▸ **WHAT YOU HAVE TO DO**:
Entries follow. Set all of them down as they stand.

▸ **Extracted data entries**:
*****
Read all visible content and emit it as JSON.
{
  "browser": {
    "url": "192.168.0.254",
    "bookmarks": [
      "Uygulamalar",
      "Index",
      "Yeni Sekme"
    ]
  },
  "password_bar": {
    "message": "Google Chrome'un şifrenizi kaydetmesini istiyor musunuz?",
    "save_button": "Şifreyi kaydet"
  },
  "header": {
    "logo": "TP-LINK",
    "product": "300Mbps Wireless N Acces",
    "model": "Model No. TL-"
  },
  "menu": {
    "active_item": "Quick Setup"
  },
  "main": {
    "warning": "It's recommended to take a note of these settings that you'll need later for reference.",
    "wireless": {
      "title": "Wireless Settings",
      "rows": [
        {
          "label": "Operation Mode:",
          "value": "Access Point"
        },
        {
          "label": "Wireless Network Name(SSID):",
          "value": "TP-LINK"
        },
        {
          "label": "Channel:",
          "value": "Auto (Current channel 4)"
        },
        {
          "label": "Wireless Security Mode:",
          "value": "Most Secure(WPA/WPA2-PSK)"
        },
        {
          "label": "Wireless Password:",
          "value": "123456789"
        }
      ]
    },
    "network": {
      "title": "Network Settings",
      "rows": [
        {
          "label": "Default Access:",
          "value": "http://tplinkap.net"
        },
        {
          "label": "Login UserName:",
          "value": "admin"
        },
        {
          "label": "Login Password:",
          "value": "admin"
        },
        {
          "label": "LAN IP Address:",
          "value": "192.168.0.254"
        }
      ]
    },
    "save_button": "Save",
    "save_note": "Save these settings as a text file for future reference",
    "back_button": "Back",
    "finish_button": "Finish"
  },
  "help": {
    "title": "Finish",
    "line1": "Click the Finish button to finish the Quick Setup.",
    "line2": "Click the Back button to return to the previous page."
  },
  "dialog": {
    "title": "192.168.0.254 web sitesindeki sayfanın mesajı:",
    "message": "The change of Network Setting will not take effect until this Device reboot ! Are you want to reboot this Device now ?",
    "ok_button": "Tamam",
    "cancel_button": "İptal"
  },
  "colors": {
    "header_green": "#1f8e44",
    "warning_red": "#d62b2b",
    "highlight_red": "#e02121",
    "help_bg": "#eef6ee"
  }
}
*****
▸ **REPLY TO THE EXERCISE**:
Read all visible content and emit it as JSON.
{
  "browser": {
    "url": "192.168.0.254",
    "bookmarks": [
      "Uygulamalar",
      "Index",
      "Yeni Sekme"
    ]
  },
  "password_bar": {
    "message": "Google Chrome'un şifrenizi kaydetmesini istiyor musunuz?",
    "save_button": "Şifreyi kaydet"
  },
  "header": {
    "logo": "TP-LINK",
    "product": "300Mbps Wireless N Acces",
    "model": "Model No. TL-"
  },
  "menu": {
    "active_item": "Quick Setup"
  },
  "main": {
    "warning": "It's recommended to take a note of these settings that you'll need later for reference.",
    "wireless": {
      "title": "Wireless Settings",
      "rows": [
        {
          "label": "Operation Mode:",
          "value": "Access Point"
        },
        {
          "label": "Wireless Network Name(SSID):",
          "value": "TP-LINK"
        },
        {
          "label": "Channel:",
          "value": "Auto (Current channel 4)"
        },
        {
          "label": "Wireless Security Mode:",
          "value": "Most Secure(WPA/WPA2-PSK)"
        },
        {
          "label": "Wireless Password:",
          "value": "123456789"
        }
      ]
    },
    "network": {
      "title": "Network Settings",
      "rows": [
        {
          "label": "Default Access:",
          "value": "http://tplinkap.net"
        },
        {
          "label": "Login UserName:",
          "value": "admin"
        },
        {
          "label": "Login Password:",
          "value": "admin"
        },
        {
          "label": "LAN IP Address:",
          "value": "192.168.0.254"
        }
      ]
    },
    "save_button": "Save",
    "save_note": "Save these settings as a text file for future reference",
    "back_button": "Back",
    "finish_button": "Finish"
  },
  "help": {
    "title": "Finish",
    "line1": "Click the Finish button to finish the Quick Setup.",
    "line2": "Click the Back button to return to the previous page."
  },
  "dialog": {
    "title": "192.168.0.254 web sitesindeki sayfanın mesajı:",
    "message": "The change of Network Setting will not take effect until this Device reboot ! Are you want to reboot this Device now ?",
    "ok_button": "Tamam",
    "cancel_button": "İptal"
  },
  "colors": {
    "header_green": "#1f8e44",
    "warning_red": "#d62b2b",
    "highlight_red": "#e02121",
    "help_bg": "#eef6ee"
  }
}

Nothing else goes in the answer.